Given instruction: For every line in the records that has the word "including", make a copy.

(Collected data entries)
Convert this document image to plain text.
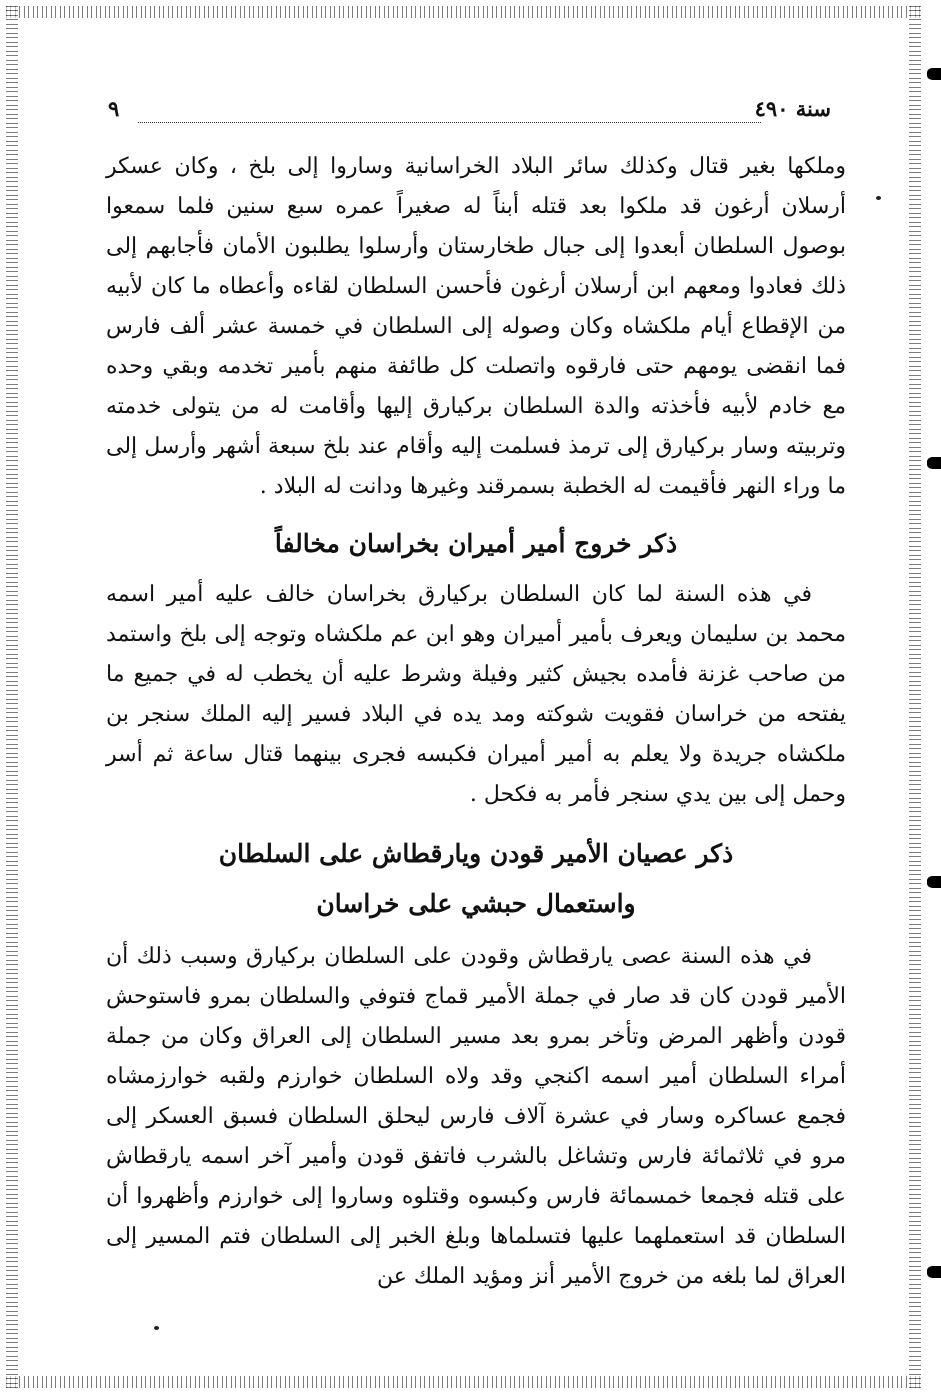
سنة ٤٩٠
٩

وملكها بغير قتال وكذلك سائر البلاد الخراسانية وساروا إلى بلخ ، وكان عسكر أرسلان أرغون قد ملكوا بعد قتله أبناً له صغيراً عمره سبع سنين فلما سمعوا بوصول السلطان أبعدوا إلى جبال طخارستان وأرسلوا يطلبون الأمان فأجابهم إلى ذلك فعادوا ومعهم ابن أرسلان أرغون فأحسن السلطان لقاءه وأعطاه ما كان لأبيه من الإقطاع أيام ملكشاه وكان وصوله إلى السلطان في خمسة عشر ألف فارس فما انقضى يومهم حتى فارقوه واتصلت كل طائفة منهم بأمير تخدمه وبقي وحده مع خادم لأبيه فأخذته والدة السلطان بركيارق إليها وأقامت له من يتولى خدمته وتربيته وسار بركيارق إلى ترمذ فسلمت إليه وأقام عند بلخ سبعة أشهر وأرسل إلى ما وراء النهر فأقيمت له الخطبة بسمرقند وغيرها ودانت له البلاد .

ذكر خروج أمير أميران بخراسان مخالفاً

في هذه السنة لما كان السلطان بركيارق بخراسان خالف عليه أمير اسمه محمد بن سليمان ويعرف بأمير أميران وهو ابن عم ملكشاه وتوجه إلى بلخ واستمد من صاحب غزنة فأمده بجيش كثير وفيلة وشرط عليه أن يخطب له في جميع ما يفتحه من خراسان فقويت شوكته ومد يده في البلاد فسير إليه الملك سنجر بن ملكشاه جريدة ولا يعلم به أمير أميران فكبسه فجرى بينهما قتال ساعة ثم أسر وحمل إلى بين يدي سنجر فأمر به فكحل .

ذكر عصيان الأمير قودن ويارقطاش على السلطان
واستعمال حبشي على خراسان

في هذه السنة عصى يارقطاش وقودن على السلطان بركيارق وسبب ذلك أن الأمير قودن كان قد صار في جملة الأمير قماج فتوفي والسلطان بمرو فاستوحش قودن وأظهر المرض وتأخر بمرو بعد مسير السلطان إلى العراق وكان من جملة أمراء السلطان أمير اسمه اكنجي وقد ولاه السلطان خوارزم ولقبه خوارزمشاه فجمع عساكره وسار في عشرة آلاف فارس ليحلق السلطان فسبق العسكر إلى مرو في ثلاثمائة فارس وتشاغل بالشرب فاتفق قودن وأمير آخر اسمه يارقطاش على قتله فجمعا خمسمائة فارس وكبسوه وقتلوه وساروا إلى خوارزم وأظهروا أن السلطان قد استعملهما عليها فتسلماها وبلغ الخبر إلى السلطان فتم المسير إلى العراق لما بلغه من خروج الأمير أنز ومؤيد الملك عن
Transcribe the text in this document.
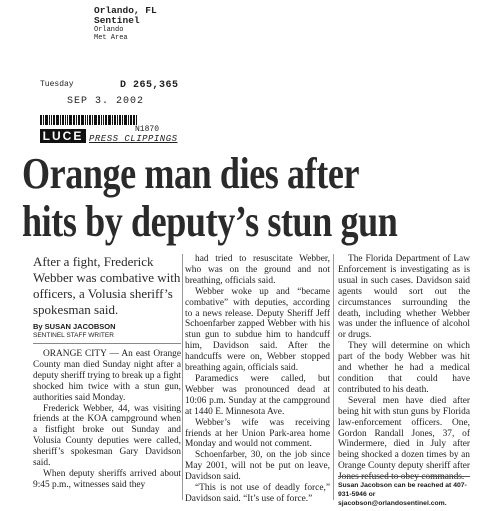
Orlando, FL
Sentinel
Orlando
Met Area
Tuesday	D 265,365
SEP 3. 2002
LUCE PRESS CLIPPINGS
N1870
Orange man dies after
hits by deputy’s stun gun
After a fight, Frederick Webber was combative with officers, a Volusia sheriff’s spokesman said.
By SUSAN JACOBSON
SENTINEL STAFF WRITER

ORANGE CITY — An east Orange County man died Sunday night after a deputy sheriff trying to break up a fight shocked him twice with a stun gun, authorities said Monday.

Frederick Webber, 44, was visiting friends at the KOA campground when a fistfight broke out Sunday and Volusia County deputies were called, sheriff’s spokesman Gary Davidson said.

When deputy sheriffs arrived about 9:45 p.m., witnesses said they

had tried to resuscitate Webber, who was on the ground and not breathing, officials said.

Webber woke up and “became combative” with deputies, according to a news release. Deputy Sheriff Jeff Schoenfarber zapped Webber with his stun gun to subdue him to handcuff him, Davidson said. After the handcuffs were on, Webber stopped breathing again, officials said.

Paramedics were called, but Webber was pronounced dead at 10:06 p.m. Sunday at the campground at 1440 E. Minnesota Ave.

Webber’s wife was receiving friends at her Union Park-area home Monday and would not comment.

Schoenfarber, 30, on the job since May 2001, will not be put on leave, Davidson said.

“This is not use of deadly force,” Davidson said. “It’s use of force.”

The Florida Department of Law Enforcement is investigating as is usual in such cases. Davidson said agents would sort out the circumstances surrounding the death, including whether Webber was under the influence of alcohol or drugs.

They will determine on which part of the body Webber was hit and whether he had a medical condition that could have contributed to his death.

Several men have died after being hit with stun guns by Florida law-enforcement officers. One, Gordon Randall Jones, 37, of Windermere, died in July after being shocked a dozen times by an Orange County deputy sheriff after Jones refused to obey commands.

Susan Jacobson can be reached at 407-931-5946 or sjacobson@orlandosentinel.com.
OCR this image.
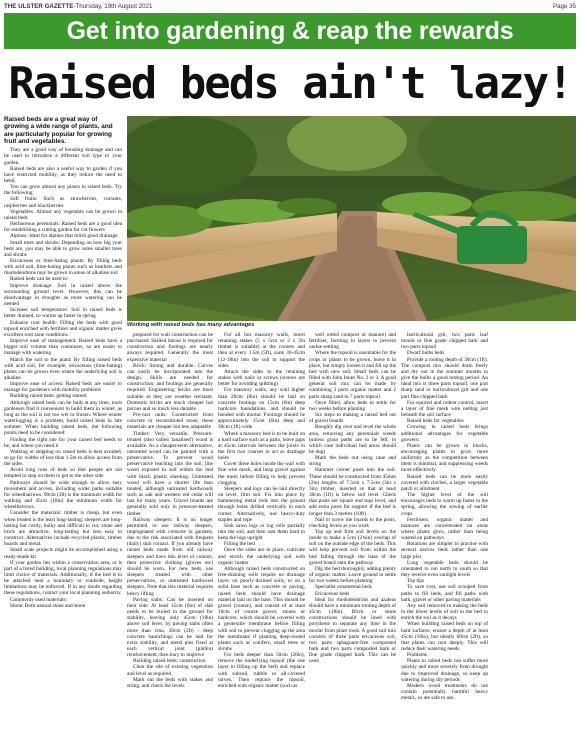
THE ULSTER GAZETTE-Thursday, 19th August 2021	Page 35
Get into gardening & reap the rewards
Raised beds ain't lazy!

Raised beds are a great way of growing a wide range of plants, and are particularly popular for growing fruit and vegetables.

They are a good way of boosting drainage and can be used to introduce a different soil type to your garden.

Raised beds are also a useful way to garden if you have restricted mobility, as they reduce the need to bend.

You can grow almost any plants in raised beds. Try the following:

Soft fruits: Such as strawberries, currants, raspberries and blackberries

Vegetables: Almost any vegetable can be grown in raised beds

Herbaceous perennials: Raised beds are a good idea for establishing a cutting garden for cut flowers

Alpines: Ideal for alpines that relish good drainage

Small trees and shrubs: Depending on how big your beds are, you may be able to grow some smaller trees and shrubs

Ericaceous or lime-hating plants: By filling beds with acid soil, lime-hating plants such as heathers and rhododendrons may be grown in areas of alkaline soil

Raised beds can be used to:

Improve drainage: Soil in raised above the surrounding ground level. However, this can be disadvantage in droughts as more watering can be needed

Increase soil temperature: Soil in raised beds is better drained, so warms up faster in spring

Enhance root health: Filling the beds with good topsoil enriched with fertiliser and organic matter gives excellent root zone conditions

Improve ease of management: Raised beds have a bigger soil volume than containers, so are easier to manage with watering

Match the soil to the plant: By filling raised beds with acid soil, for example, ericaceous (lime-hating) plants can be grown even where the underlying soil is alkaline

Improve ease of access: Raised beds are easier to manage for gardeners with mobility problems

Building raised beds: getting started

Although raised beds can be built at any time, most gardeners find it convenient to build them in winter, as long as the soil is not too wet or frozen. Where winter waterlogging is a problem, build raised beds in late summer. When building raised beds, the following points need to be considered:

Finding the right site for your raised bed needs to be, and where you need it

Walking or stepping on raised beds is best avoided, so go for widths of less than 1.5m to allow access from the sides

Avoid long runs of beds so that people are not tempted to step on them to get to the other side

Pathways should be wide enough to allow easy movement and access, including wider paths suitable for wheelbarrows. 90cm (3ft) is the minimum width for walking and 45cm (18in) the minimum width for wheelbarrows.

Consider the materials: timber is cheap, but even when treated is the least long-lasting; sleepers are long-lasting but costly, bulky and difficult to cut; stone and brick are attractive, long-lasting but less easy to construct. Alternatives include recycled plastic, timber boards and metal.

Small scale projects might be accomplished using a ready-made kit

If your garden lies within a conservation area, or is part of a listed building, local planning regulations may limit choice of materials. Additionally, if the bed is to be attached near a boundary or roadside, height limitations may be enforced. If in any doubt regarding these regulations, contact your local planning authority.

Commonly used materials:

Stone: Both natural stone and stone

Working with raised beds has many advantages

prepared for wall construction can be purchased. Skilled labour is required for construction and footings are nearly always required. Generally the most expensive material

Brick: Strong and durable. Curves can easily be incorporated into the design. Skills are needed for construction, and footings are generally required. Engineering bricks are most suitable as they are weather resistant. Domestic bricks are much cheaper but porous and so much less durable

Pre-cast units: Constructed from concrete or reconstituted stone, these materials are cheaper but less adaptable

Timber: Very versatile. Pressure-treated (also called 'tanalised') wood is available. As a cheaper-term alternative, untreated wood can be painted with a preservative. To prevent wood preservative leaching into the soil, line wood exposed to soil within the bed with black plastic sheeting. Untreated wood will have a shorter life than treated, although untreated hardwoods such as oak and western red cedar will last for many years. Gravel boards are generally sold only in pressure-treated timber

Railway sleepers: It is no longer permitted to use railway sleepers, impregnated with creosote in gardens, due to the risk associated with frequent (daily) skin contact. If you already have raised beds made from old railway sleepers and have this level of contact, then protective clothing (gloves etc) should be worn. For new beds, use sleepers treated with other preservatives, or untreated hardwood sleepers. Note that this material requires heavy lifting

Paving slabs: Can be inserted on their side. At least 15cm (6in) of slab needs to be buried in the ground for stability, leaving only 45cm (18in) above soil level, by paving slabs often more than 1ma. 30cm (2ft) - deep concrete haunchings can be laid for extra stability, and metal pins fixed at each vertical joint (pinbin) reinforcement, then bury to improve

Building raised beds: construction

Clear the site of existing vegetation and level as required

Mark out the beds with stakes and string, and check the levels

For all but masonry walls, insert retaining stakes (5 x 5cm or 2 x 2in timber is suitable) at the corners and then at every 1.5m (5ft), sunk 30-45cm (12-18in) into the soil to support the sides

Attach the sides to the retaining stakes with nails or screws (screws are better for avoiding splitting)

For masonry walls, any wall higher than 20cm (8in) should be laid on concrete footings on 15cm (6in) deep hardcore foundations, and should be bonded with mortar. Footings should be approximately 15cm (6in) deep and 30cm (1ft) wide

Where a masonry bed is to be built on a hard surface such as a patio, leave gaps at 45cm intervals between the joints in the first two courses to act as drainage holes

Cover these holes inside the wall with fine wire mesh, and heap gravel against the mesh before filling to help prevent clogging

Sleepers and logs can be laid directly on level, firm soil. Fix into place by hammering metal rods into the ground through holes drilled vertically in each corner. Alternatively, use heavy-duty staples and rope

Sink sawn logs or log rolls partially into the soil, and then ram them hard to keep the logs upright

Filling the bed

Once the sides are in place, cultivate and enrich the underlying soil with organic matter

Although raised beds constructed on free-draining soils require no drainage layer, on poorly-drained soils, or on a solid base such as concrete or paving, raised beds should have drainage material laid on the base. This should be gravel (coarse), and consist of at least 10cm of course gravel, stones or hardcore, which should be covered with a geotextile membrane before filling with soil to prevent clogging up the area the membrane if planting deep-rooted plants such as conifers, small trees or shrubs

For beds deeper than 50cm (20in), remove the underlying topsoil (the one layer in filling up the bed) and replace with subsoil, rubble or all-covered turves. Then replace the topsoil, enriched with organic matter (such as

well rotted compost or manure) and fertiliser, forming in layers to prevent undue settling

Where the topsoil is unsuitable for the crops or plants to be grown, leave it in place, but simply loosen it and fill up the bed with new soil. Small beds can be filled with John Innes No. 2 or 3. A good general soil mix can be made by combining 3 parts organic matter and 2 parts sharp sand to 7 parts topsoil

Once filled, allow beds to settle for two weeks before planting

Six steps to making a raised bed out of gravel boards

Roughly dig over and level the whole area, removing any perennials weeds (unless grass paths are to be left, in which case individual bed areas should be dug)

Mark the beds out using cane and string

Hammer corner posts into the soil. These should be constructed from 45mm (2in) lengths of 7.5cm x 7.5cm (3in x 3in) timber, inserted so that at least 30cm (1ft) is below soil level. Check that posts are square and tops level, and add extra posts for support if the bed is longer than 3 metres (10ft)

Nail or screw the boards to the posts, checking levels as you work

Top up and firm soil levels on the inside to make a 5cm (2¾in) overlap of soil on the outside edge of the beds. This will help prevent soil from within the bed falling through the base of the gravel board onto the pathway

Dig the bed thoroughly, adding plenty of organic matter. Leave ground to settle for two weeks before planting

Specialist ornamental beds

Ericaceous beds

Ideal for rhododendrons and azaleas should have a minimum rooting depth of 45cm (18in). Brick or stone constructions should be lined with polythene to separate any lime in the mortar from plant roots. A good soil mix consists of three parts ericaceous soil, two parts sphagnum-free composted bark and two parts composted bark or fine grade chipped bark. This can be used

horticultural grit, two parts leaf mould or fine grade chipped bark and two parts topsoil

Dwarf bulbs beds

Provide a rooting depth of 30cm (1ft). The compost mix should drain freely and dry out in the summer months to give the bulbs a good resting period. An ideal mix is three parts topsoil, one part sharp sand or horticultural grit and one part fine chipped bark

For squirrel and rodent control, insert a layer of fine mesh wire netting just beneath the soil surface

Raised beds for vegetables

Growing in raised beds brings additional advantages for vegetable growers:

Plants can be grown in blocks, encouraging plants to grow more uniformly as the competition between them is minimal, and suppressing weeds more effectively

Raised beds can be more easily covered with cloches, a larger vegetable patch or allotment

The higher level of the soil encourages beds to warm up faster in the spring, allowing the sowing of earlier crops

Fertilisers, organic matter and manures are concentrated on areas where plants grow, rather than being wasted on pathways

Rotations are simpler to practise with several narrow beds rather than one large plot

Long vegetable beds should be orientated to run north to south so that they receive even sunlight levels

Top tips

To save cost, use soil scooped from paths to fill beds, and fill paths with bark, gravel or other paving materials

Any soil removed in making the beds in the lower levels of soil in the bed to enrich the soil as it decays

When building raised beds on top of hard surfaces, ensure a depth of at least 45cm (18in), but ideally 60cm (2ft), so that plants can root deeply. This will reduce their watering needs

Problems

Plants in raised beds can suffer more quickly and more severely from drought due to improved drainage, so keep up watering during dry periods

Modern wood treatments do not contain potentially harmful heavy metals, so are safe to use.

In response:
The Florida Department of Law Enforcement is investigating as is usual in such cases. Davidson said agents would sort out the circumstances surrounding the death, including whether Webber was under the influence of alcohol or drugs.
Pathways should be wide enough to allow easy movement and access, including wider paths suitable for wheelbarrows. 90cm (3ft) is the minimum width for walking and 45cm (18in) the minimum width for wheelbarrows.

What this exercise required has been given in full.